## Your objective
Pictures don't belong in the copy; print all the records exactly.

## Input
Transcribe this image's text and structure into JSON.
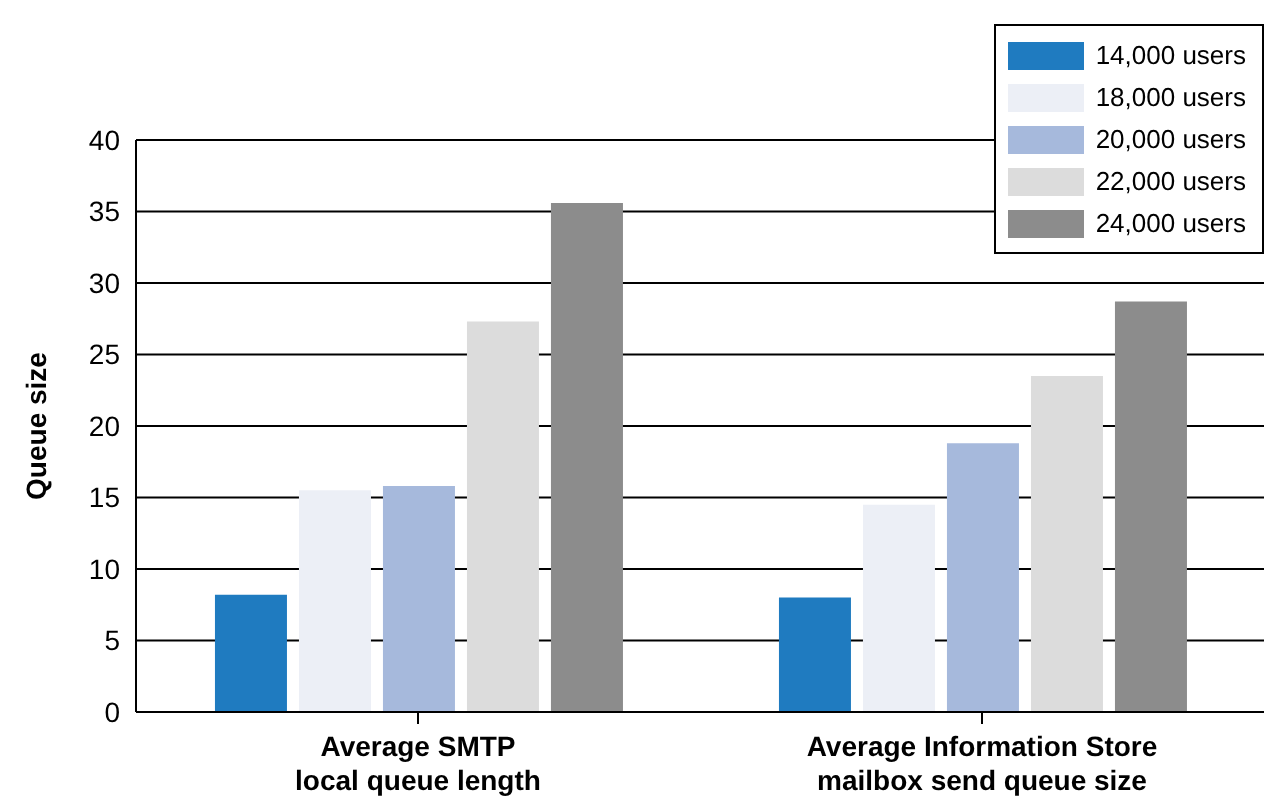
{
  "chart_data": {
    "type": "bar",
    "ylabel": "Queue size",
    "categories": [
      "Average SMTP local queue length",
      "Average Information Store mailbox send queue size"
    ],
    "series": [
      {
        "name": "14,000 users",
        "color": "#1f7bc0",
        "values": [
          8.2,
          8.0
        ]
      },
      {
        "name": "18,000 users",
        "color": "#eceff6",
        "values": [
          15.5,
          14.5
        ]
      },
      {
        "name": "20,000 users",
        "color": "#a6b9dc",
        "values": [
          15.8,
          18.8
        ]
      },
      {
        "name": "22,000 users",
        "color": "#dcdcdc",
        "values": [
          27.3,
          23.5
        ]
      },
      {
        "name": "24,000 users",
        "color": "#8c8c8c",
        "values": [
          35.6,
          28.7
        ]
      }
    ],
    "ylim": [
      0,
      40
    ],
    "yticks": [
      0,
      5,
      10,
      15,
      20,
      25,
      30,
      35,
      40
    ],
    "grid": "y",
    "legend": "top right"
  }
}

## Full output
Transcribe this image's text and structure into JSON.
{
  "chart_data": {
    "type": "bar",
    "ylabel": "Queue size",
    "categories": [
      "Average SMTP local queue length",
      "Average Information Store mailbox send queue size"
    ],
    "series": [
      {
        "name": "14,000 users",
        "color": "#1f7bc0",
        "values": [
          8.2,
          8.0
        ]
      },
      {
        "name": "18,000 users",
        "color": "#eceff6",
        "values": [
          15.5,
          14.5
        ]
      },
      {
        "name": "20,000 users",
        "color": "#a6b9dc",
        "values": [
          15.8,
          18.8
        ]
      },
      {
        "name": "22,000 users",
        "color": "#dcdcdc",
        "values": [
          27.3,
          23.5
        ]
      },
      {
        "name": "24,000 users",
        "color": "#8c8c8c",
        "values": [
          35.6,
          28.7
        ]
      }
    ],
    "ylim": [
      0,
      40
    ],
    "yticks": [
      0,
      5,
      10,
      15,
      20,
      25,
      30,
      35,
      40
    ],
    "grid": "y",
    "legend": "top right"
  }
}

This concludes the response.